--- START ---
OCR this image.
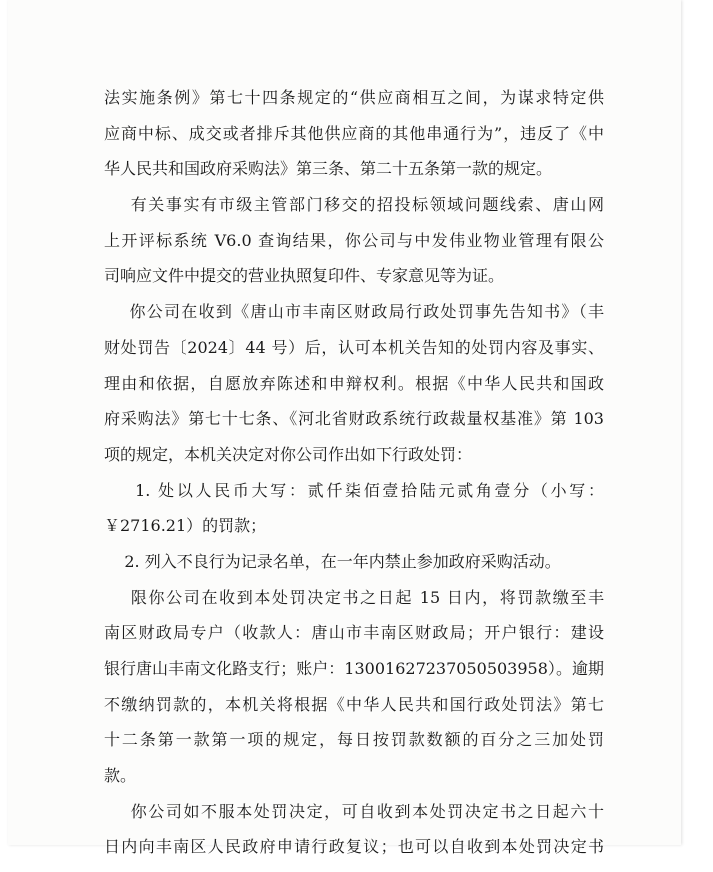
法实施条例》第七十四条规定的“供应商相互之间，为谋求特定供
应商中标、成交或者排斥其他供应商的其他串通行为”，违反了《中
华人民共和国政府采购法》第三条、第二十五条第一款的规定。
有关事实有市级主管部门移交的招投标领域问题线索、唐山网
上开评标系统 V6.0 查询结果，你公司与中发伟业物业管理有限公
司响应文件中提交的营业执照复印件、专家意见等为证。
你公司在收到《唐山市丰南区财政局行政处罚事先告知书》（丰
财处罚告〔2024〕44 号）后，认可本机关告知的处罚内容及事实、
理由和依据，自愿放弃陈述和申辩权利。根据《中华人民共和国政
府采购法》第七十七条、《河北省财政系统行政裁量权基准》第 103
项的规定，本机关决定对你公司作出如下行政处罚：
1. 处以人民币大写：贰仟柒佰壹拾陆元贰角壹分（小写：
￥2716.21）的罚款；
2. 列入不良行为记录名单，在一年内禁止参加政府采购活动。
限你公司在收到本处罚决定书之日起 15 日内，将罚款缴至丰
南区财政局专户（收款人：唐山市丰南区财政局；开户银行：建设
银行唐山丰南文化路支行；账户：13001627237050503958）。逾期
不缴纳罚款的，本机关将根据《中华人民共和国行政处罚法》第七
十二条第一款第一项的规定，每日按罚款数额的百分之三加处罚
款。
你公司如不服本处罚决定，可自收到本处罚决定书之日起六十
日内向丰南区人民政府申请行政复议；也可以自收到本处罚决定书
--- END ---
Please transcribe the material above exactly as written. Leave the pictures out.

OCR this image.
法实施条例》第七十四条规定的“供应商相互之间，为谋求特定供
应商中标、成交或者排斥其他供应商的其他串通行为”，违反了《中
华人民共和国政府采购法》第三条、第二十五条第一款的规定。
有关事实有市级主管部门移交的招投标领域问题线索、唐山网
上开评标系统 V6.0 查询结果，你公司与中发伟业物业管理有限公
司响应文件中提交的营业执照复印件、专家意见等为证。
你公司在收到《唐山市丰南区财政局行政处罚事先告知书》（丰
财处罚告〔2024〕44 号）后，认可本机关告知的处罚内容及事实、
理由和依据，自愿放弃陈述和申辩权利。根据《中华人民共和国政
府采购法》第七十七条、《河北省财政系统行政裁量权基准》第 103
项的规定，本机关决定对你公司作出如下行政处罚：
1. 处以人民币大写：贰仟柒佰壹拾陆元贰角壹分（小写：
￥2716.21）的罚款；
2. 列入不良行为记录名单，在一年内禁止参加政府采购活动。
限你公司在收到本处罚决定书之日起 15 日内，将罚款缴至丰
南区财政局专户（收款人：唐山市丰南区财政局；开户银行：建设
银行唐山丰南文化路支行；账户：13001627237050503958）。逾期
不缴纳罚款的，本机关将根据《中华人民共和国行政处罚法》第七
十二条第一款第一项的规定，每日按罚款数额的百分之三加处罚
款。
你公司如不服本处罚决定，可自收到本处罚决定书之日起六十
日内向丰南区人民政府申请行政复议；也可以自收到本处罚决定书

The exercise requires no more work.